- **Task to carry out**: Reproduce all entries precisely as they are written.

- **Exercise inputs**:
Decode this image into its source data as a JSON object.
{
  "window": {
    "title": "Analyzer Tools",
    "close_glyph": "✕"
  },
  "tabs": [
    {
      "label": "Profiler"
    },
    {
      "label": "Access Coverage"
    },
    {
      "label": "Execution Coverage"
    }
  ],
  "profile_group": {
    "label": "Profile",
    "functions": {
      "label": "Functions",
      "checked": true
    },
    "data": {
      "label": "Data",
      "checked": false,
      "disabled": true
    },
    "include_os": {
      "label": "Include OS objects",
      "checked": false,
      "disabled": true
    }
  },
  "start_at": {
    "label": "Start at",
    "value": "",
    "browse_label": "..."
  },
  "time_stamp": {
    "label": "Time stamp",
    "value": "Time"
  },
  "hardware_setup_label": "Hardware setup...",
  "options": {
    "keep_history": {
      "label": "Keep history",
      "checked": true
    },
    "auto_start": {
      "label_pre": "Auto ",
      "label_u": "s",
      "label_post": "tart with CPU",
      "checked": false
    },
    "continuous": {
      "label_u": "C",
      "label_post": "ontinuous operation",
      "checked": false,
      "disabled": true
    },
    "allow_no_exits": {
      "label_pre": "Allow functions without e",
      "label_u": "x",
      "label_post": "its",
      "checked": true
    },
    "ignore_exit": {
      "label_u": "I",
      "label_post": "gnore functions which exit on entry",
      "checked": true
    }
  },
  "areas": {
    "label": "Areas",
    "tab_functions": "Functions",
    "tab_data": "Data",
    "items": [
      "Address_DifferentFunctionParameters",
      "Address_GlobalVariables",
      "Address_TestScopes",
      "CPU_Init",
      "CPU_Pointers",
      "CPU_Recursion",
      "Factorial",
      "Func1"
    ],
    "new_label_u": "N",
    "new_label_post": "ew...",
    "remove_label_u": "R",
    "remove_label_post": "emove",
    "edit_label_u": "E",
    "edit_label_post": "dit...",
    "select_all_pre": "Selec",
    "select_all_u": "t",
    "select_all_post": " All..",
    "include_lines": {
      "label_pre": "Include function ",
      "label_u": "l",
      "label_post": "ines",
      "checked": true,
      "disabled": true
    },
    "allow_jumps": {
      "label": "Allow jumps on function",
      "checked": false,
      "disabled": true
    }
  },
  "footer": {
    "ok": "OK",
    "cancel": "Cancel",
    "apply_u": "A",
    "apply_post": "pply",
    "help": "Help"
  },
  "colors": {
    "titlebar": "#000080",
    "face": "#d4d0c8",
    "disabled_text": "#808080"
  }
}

- **Task solution**:
Decode this image into its source data as a JSON object.
{
  "window": {
    "title": "Analyzer Tools",
    "close_glyph": "✕"
  },
  "tabs": [
    {
      "label": "Profiler"
    },
    {
      "label": "Access Coverage"
    },
    {
      "label": "Execution Coverage"
    }
  ],
  "profile_group": {
    "label": "Profile",
    "functions": {
      "label": "Functions",
      "checked": true
    },
    "data": {
      "label": "Data",
      "checked": false,
      "disabled": true
    },
    "include_os": {
      "label": "Include OS objects",
      "checked": false,
      "disabled": true
    }
  },
  "start_at": {
    "label": "Start at",
    "value": "",
    "browse_label": "..."
  },
  "time_stamp": {
    "label": "Time stamp",
    "value": "Time"
  },
  "hardware_setup_label": "Hardware setup...",
  "options": {
    "keep_history": {
      "label": "Keep history",
      "checked": true
    },
    "auto_start": {
      "label_pre": "Auto ",
      "label_u": "s",
      "label_post": "tart with CPU",
      "checked": false
    },
    "continuous": {
      "label_u": "C",
      "label_post": "ontinuous operation",
      "checked": false,
      "disabled": true
    },
    "allow_no_exits": {
      "label_pre": "Allow functions without e",
      "label_u": "x",
      "label_post": "its",
      "checked": true
    },
    "ignore_exit": {
      "label_u": "I",
      "label_post": "gnore functions which exit on entry",
      "checked": true
    }
  },
  "areas": {
    "label": "Areas",
    "tab_functions": "Functions",
    "tab_data": "Data",
    "items": [
      "Address_DifferentFunctionParameters",
      "Address_GlobalVariables",
      "Address_TestScopes",
      "CPU_Init",
      "CPU_Pointers",
      "CPU_Recursion",
      "Factorial",
      "Func1"
    ],
    "new_label_u": "N",
    "new_label_post": "ew...",
    "remove_label_u": "R",
    "remove_label_post": "emove",
    "edit_label_u": "E",
    "edit_label_post": "dit...",
    "select_all_pre": "Selec",
    "select_all_u": "t",
    "select_all_post": " All..",
    "include_lines": {
      "label_pre": "Include function ",
      "label_u": "l",
      "label_post": "ines",
      "checked": true,
      "disabled": true
    },
    "allow_jumps": {
      "label": "Allow jumps on function",
      "checked": false,
      "disabled": true
    }
  },
  "footer": {
    "ok": "OK",
    "cancel": "Cancel",
    "apply_u": "A",
    "apply_post": "pply",
    "help": "Help"
  },
  "colors": {
    "titlebar": "#000080",
    "face": "#d4d0c8",
    "disabled_text": "#808080"
  }
}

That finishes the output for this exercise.